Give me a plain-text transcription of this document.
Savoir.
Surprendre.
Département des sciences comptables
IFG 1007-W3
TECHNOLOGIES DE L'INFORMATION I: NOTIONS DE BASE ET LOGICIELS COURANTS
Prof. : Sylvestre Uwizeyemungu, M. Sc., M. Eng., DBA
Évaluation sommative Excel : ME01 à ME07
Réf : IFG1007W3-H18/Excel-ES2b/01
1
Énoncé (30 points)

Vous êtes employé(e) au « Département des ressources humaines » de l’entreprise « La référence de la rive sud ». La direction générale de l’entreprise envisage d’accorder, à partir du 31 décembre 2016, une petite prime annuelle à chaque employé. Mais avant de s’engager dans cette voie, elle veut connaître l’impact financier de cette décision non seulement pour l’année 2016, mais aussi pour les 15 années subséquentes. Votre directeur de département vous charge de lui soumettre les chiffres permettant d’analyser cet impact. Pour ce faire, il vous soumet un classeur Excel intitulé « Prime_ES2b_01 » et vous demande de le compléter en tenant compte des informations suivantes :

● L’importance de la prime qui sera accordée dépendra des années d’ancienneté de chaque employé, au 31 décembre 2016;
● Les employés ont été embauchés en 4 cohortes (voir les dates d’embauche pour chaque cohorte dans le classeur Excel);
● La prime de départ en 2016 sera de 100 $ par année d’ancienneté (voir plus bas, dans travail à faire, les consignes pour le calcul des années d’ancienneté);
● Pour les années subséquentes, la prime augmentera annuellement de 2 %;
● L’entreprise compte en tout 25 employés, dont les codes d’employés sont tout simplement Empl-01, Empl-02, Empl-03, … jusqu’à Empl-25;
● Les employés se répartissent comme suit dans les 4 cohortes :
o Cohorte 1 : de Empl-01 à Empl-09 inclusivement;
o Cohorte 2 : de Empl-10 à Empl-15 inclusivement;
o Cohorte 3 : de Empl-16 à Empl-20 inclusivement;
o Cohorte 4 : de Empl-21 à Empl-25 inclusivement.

------------------------------------------------------------

Required work:
Reproduce each line of the material above precisely.

Complete output:
Give me a plain-text transcription of this document.
Savoir.
Surprendre.
Département des sciences comptables
IFG 1007-W3
TECHNOLOGIES DE L'INFORMATION I: NOTIONS DE BASE ET LOGICIELS COURANTS
Prof. : Sylvestre Uwizeyemungu, M. Sc., M. Eng., DBA
Évaluation sommative Excel : ME01 à ME07
Réf : IFG1007W3-H18/Excel-ES2b/01
1
Énoncé (30 points)

Vous êtes employé(e) au « Département des ressources humaines » de l’entreprise « La référence de la rive sud ». La direction générale de l’entreprise envisage d’accorder, à partir du 31 décembre 2016, une petite prime annuelle à chaque employé. Mais avant de s’engager dans cette voie, elle veut connaître l’impact financier de cette décision non seulement pour l’année 2016, mais aussi pour les 15 années subséquentes. Votre directeur de département vous charge de lui soumettre les chiffres permettant d’analyser cet impact. Pour ce faire, il vous soumet un classeur Excel intitulé « Prime_ES2b_01 » et vous demande de le compléter en tenant compte des informations suivantes :

● L’importance de la prime qui sera accordée dépendra des années d’ancienneté de chaque employé, au 31 décembre 2016;
● Les employés ont été embauchés en 4 cohortes (voir les dates d’embauche pour chaque cohorte dans le classeur Excel);
● La prime de départ en 2016 sera de 100 $ par année d’ancienneté (voir plus bas, dans travail à faire, les consignes pour le calcul des années d’ancienneté);
● Pour les années subséquentes, la prime augmentera annuellement de 2 %;
● L’entreprise compte en tout 25 employés, dont les codes d’employés sont tout simplement Empl-01, Empl-02, Empl-03, … jusqu’à Empl-25;
● Les employés se répartissent comme suit dans les 4 cohortes :
o Cohorte 1 : de Empl-01 à Empl-09 inclusivement;
o Cohorte 2 : de Empl-10 à Empl-15 inclusivement;
o Cohorte 3 : de Empl-16 à Empl-20 inclusivement;
o Cohorte 4 : de Empl-21 à Empl-25 inclusivement.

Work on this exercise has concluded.